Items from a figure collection
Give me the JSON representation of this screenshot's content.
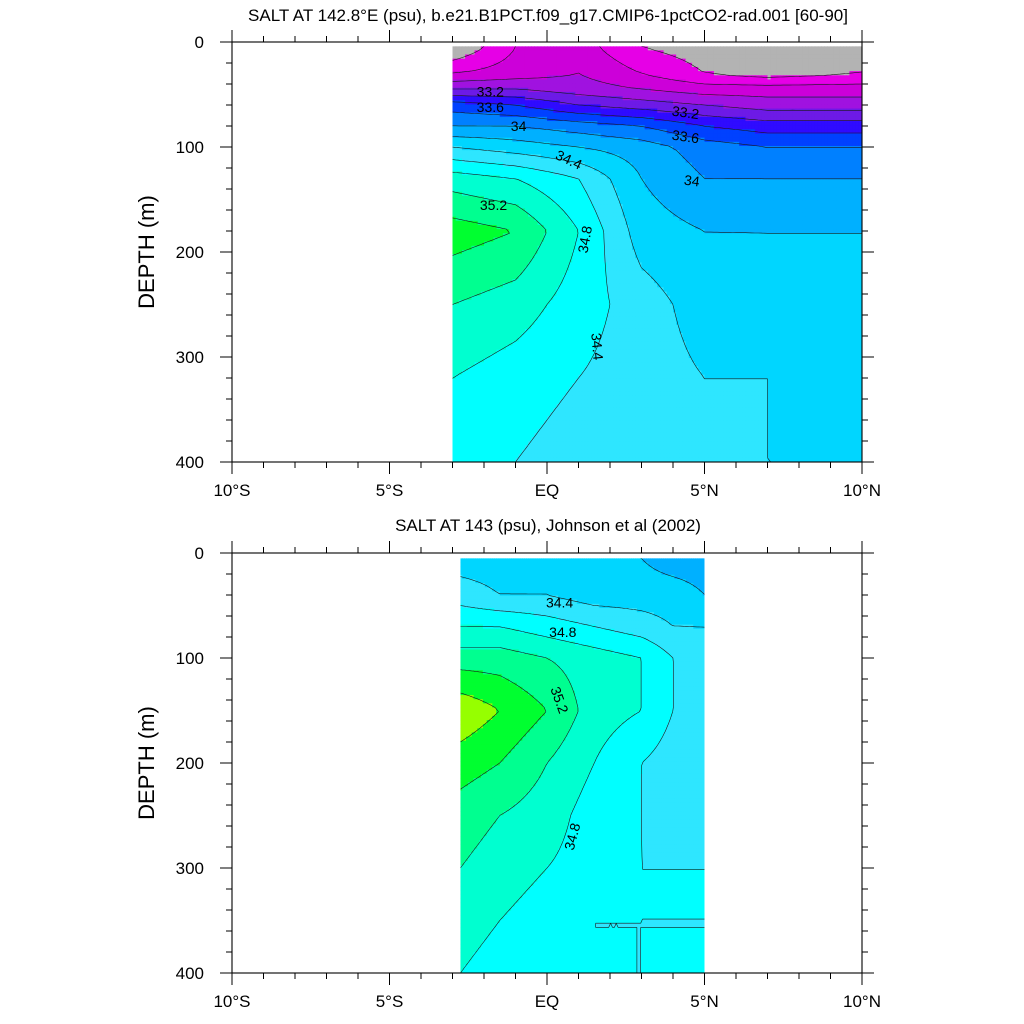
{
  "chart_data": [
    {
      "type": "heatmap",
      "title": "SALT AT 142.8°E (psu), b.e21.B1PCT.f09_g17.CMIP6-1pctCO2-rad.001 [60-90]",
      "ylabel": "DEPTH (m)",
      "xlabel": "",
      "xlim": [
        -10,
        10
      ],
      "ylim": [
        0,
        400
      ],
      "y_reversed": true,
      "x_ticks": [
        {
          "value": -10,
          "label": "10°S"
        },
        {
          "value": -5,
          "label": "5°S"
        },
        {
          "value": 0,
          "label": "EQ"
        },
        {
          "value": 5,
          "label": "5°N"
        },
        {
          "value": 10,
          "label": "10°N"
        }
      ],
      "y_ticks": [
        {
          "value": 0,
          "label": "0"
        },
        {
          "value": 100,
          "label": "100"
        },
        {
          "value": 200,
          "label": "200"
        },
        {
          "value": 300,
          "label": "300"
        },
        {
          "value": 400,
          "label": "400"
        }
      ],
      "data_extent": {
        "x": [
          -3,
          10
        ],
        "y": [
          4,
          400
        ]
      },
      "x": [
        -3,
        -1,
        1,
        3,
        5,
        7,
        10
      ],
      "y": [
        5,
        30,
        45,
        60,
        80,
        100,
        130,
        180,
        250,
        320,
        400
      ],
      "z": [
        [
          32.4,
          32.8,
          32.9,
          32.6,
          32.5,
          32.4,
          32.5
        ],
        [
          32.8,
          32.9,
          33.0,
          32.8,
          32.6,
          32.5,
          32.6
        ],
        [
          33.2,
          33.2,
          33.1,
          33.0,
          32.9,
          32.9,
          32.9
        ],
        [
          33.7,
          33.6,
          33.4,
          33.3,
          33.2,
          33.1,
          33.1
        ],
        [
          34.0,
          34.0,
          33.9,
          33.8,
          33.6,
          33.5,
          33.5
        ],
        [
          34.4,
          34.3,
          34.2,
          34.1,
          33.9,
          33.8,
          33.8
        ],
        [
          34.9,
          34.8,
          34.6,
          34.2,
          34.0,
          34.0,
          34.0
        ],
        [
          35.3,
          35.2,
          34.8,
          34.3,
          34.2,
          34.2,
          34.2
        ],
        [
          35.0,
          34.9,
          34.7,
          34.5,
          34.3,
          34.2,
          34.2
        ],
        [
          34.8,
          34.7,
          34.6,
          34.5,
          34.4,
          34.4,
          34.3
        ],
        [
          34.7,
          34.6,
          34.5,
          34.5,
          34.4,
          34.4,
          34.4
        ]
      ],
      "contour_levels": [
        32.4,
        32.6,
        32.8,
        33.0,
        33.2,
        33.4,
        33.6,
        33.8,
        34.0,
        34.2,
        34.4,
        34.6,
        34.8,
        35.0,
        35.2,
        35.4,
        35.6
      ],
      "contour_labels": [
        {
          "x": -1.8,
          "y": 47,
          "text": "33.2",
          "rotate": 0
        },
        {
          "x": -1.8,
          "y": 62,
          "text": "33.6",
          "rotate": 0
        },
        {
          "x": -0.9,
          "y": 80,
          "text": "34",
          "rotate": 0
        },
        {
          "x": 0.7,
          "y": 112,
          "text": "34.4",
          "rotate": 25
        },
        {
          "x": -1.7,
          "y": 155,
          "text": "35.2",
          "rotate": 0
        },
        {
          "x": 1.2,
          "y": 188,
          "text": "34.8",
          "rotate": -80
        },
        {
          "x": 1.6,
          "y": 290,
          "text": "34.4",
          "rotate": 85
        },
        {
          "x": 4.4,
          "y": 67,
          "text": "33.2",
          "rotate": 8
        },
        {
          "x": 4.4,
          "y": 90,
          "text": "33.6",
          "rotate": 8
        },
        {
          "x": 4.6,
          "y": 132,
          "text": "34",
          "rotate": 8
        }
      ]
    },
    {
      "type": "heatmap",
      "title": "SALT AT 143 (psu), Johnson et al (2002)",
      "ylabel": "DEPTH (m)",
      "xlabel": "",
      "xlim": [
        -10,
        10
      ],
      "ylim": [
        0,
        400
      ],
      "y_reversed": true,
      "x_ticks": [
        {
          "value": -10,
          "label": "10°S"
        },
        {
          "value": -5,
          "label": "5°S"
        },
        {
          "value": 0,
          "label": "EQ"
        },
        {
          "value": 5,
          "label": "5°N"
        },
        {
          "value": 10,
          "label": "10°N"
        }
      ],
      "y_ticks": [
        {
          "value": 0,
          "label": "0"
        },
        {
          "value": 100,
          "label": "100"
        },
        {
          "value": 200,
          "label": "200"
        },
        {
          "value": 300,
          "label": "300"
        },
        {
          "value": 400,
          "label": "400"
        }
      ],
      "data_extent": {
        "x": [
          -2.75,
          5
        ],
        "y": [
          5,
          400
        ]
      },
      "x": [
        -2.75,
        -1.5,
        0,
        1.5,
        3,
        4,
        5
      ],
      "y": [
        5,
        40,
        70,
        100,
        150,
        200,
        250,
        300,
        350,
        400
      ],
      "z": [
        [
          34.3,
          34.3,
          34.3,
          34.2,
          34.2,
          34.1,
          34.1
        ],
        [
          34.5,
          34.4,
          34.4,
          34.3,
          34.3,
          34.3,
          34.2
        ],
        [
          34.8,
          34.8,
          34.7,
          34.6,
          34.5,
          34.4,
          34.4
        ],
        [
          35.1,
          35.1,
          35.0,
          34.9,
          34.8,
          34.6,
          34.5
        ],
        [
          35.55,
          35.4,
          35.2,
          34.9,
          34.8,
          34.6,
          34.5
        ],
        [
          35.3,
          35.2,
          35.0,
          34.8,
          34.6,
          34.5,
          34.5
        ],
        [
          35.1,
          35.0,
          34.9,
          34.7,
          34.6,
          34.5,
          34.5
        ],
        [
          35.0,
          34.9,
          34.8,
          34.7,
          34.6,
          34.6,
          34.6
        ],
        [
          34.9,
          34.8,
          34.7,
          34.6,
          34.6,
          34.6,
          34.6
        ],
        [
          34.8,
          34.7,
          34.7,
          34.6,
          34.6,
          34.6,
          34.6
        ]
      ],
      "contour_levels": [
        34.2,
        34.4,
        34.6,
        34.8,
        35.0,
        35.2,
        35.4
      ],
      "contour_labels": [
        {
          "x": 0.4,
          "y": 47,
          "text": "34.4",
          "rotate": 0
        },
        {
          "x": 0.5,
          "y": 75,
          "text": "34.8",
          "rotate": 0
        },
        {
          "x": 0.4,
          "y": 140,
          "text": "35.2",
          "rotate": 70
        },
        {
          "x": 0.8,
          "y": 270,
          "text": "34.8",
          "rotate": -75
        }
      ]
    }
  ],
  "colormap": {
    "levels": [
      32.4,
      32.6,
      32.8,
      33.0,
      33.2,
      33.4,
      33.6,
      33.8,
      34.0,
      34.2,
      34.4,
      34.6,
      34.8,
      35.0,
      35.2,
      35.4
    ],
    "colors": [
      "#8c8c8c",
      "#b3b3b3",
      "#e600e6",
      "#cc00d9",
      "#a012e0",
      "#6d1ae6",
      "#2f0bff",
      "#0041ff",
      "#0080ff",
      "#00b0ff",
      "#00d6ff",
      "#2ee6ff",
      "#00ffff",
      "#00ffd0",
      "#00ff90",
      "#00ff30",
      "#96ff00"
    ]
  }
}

Aim of the task: In the listing, find each line with the string "title" and copy it.

Task answer:
      "title": "SALT AT 142.8°E (psu), b.e21.B1PCT.f09_g17.CMIP6-1pctCO2-rad.001 [60-90]",
      "title": "SALT AT 143 (psu), Johnson et al (2002)",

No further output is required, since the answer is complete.